EXERCISE DETAILS
How many of the lines below contain "time"? Answer with that number alone.
=======
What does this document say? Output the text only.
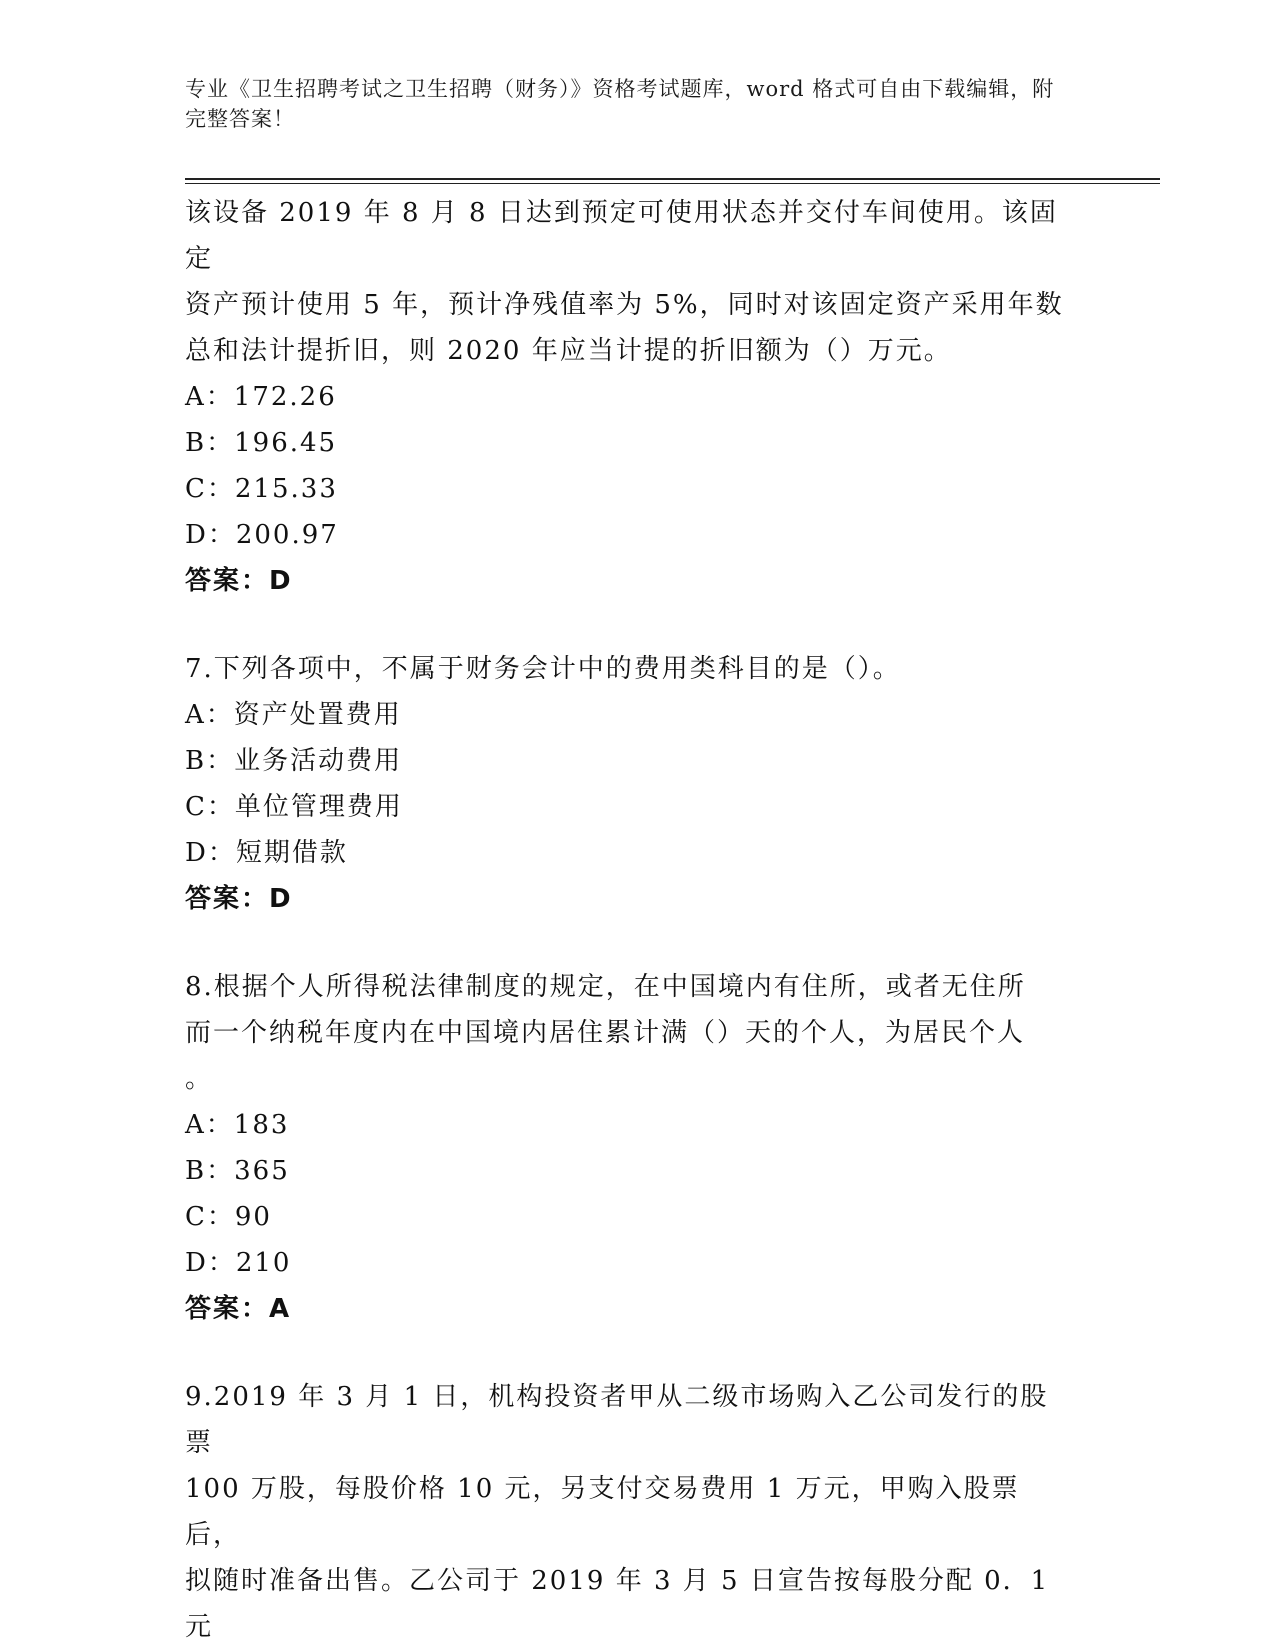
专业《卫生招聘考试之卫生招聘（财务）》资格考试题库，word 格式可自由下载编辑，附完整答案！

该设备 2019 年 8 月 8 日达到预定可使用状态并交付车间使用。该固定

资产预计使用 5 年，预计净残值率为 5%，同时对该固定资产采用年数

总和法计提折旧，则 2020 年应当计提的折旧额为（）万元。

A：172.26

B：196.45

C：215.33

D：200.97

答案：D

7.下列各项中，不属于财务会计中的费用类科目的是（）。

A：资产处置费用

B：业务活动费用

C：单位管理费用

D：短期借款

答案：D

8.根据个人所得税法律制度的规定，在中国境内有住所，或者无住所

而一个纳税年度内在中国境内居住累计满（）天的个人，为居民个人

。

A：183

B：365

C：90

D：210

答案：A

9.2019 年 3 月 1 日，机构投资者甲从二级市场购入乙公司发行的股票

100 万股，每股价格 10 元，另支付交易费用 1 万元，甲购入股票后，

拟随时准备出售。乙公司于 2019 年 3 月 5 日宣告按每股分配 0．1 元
=======
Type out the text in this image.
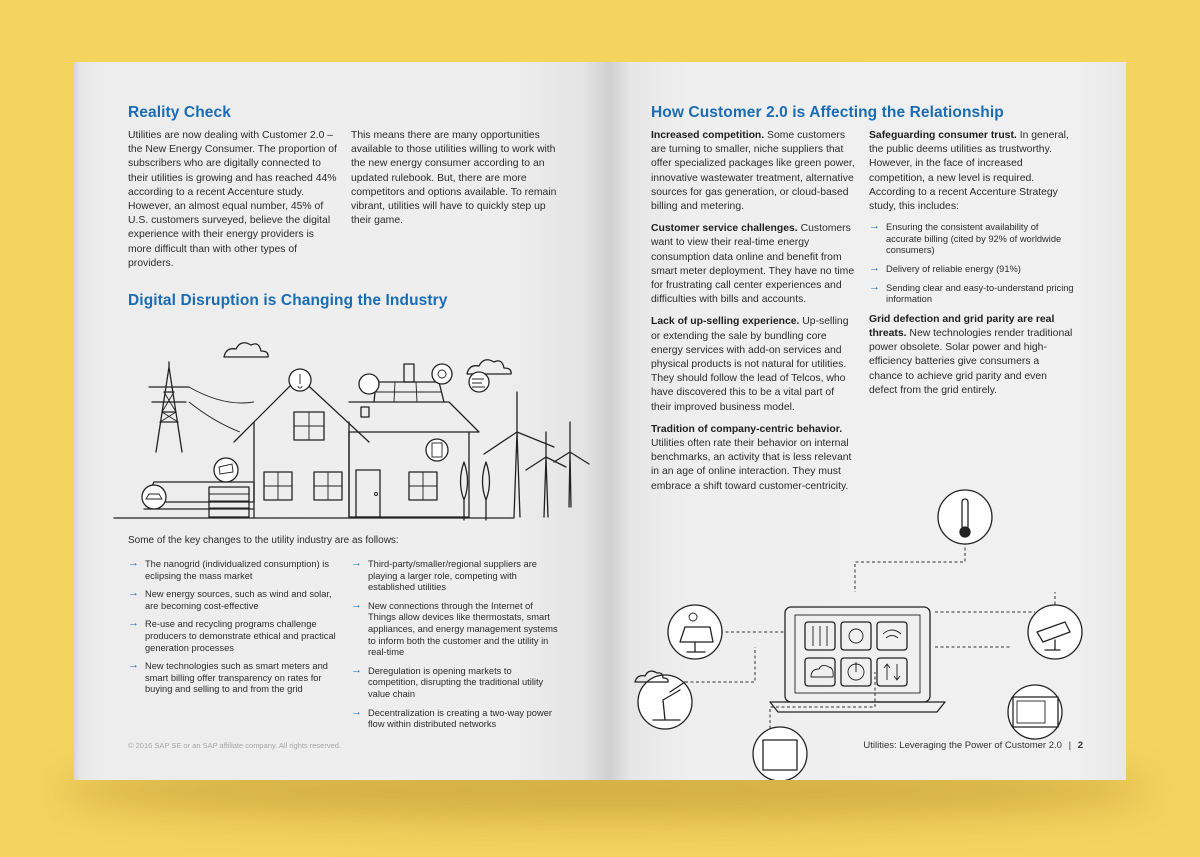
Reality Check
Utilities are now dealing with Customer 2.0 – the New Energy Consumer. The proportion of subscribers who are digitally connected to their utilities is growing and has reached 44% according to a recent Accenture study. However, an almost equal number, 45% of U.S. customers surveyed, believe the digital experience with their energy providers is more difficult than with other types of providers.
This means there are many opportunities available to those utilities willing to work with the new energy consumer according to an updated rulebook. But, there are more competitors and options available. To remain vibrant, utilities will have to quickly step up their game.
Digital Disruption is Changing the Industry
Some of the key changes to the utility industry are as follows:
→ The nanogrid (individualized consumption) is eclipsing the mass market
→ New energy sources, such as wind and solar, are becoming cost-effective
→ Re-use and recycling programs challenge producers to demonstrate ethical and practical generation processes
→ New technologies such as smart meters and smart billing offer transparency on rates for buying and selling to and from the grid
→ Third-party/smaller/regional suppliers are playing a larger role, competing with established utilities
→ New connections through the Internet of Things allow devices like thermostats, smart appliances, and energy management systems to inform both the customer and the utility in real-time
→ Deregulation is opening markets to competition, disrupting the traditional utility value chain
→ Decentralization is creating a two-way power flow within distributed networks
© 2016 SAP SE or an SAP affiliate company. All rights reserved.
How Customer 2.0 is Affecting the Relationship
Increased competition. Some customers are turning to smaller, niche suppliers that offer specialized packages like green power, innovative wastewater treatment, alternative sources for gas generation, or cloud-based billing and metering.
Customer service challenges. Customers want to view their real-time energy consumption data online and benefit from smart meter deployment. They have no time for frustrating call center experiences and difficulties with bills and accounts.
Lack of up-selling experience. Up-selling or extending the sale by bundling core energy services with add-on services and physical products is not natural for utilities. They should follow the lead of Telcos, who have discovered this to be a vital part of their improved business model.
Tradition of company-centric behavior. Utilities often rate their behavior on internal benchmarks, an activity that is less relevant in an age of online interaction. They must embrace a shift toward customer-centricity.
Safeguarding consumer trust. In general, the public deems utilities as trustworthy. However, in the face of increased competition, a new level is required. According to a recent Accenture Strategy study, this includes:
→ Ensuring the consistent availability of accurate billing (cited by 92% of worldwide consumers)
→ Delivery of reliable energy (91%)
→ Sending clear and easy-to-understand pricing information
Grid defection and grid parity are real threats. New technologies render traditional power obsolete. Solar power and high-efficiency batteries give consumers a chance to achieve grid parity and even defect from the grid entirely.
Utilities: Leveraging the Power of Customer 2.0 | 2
=======
ANSWER TO THIS PROBLEM
2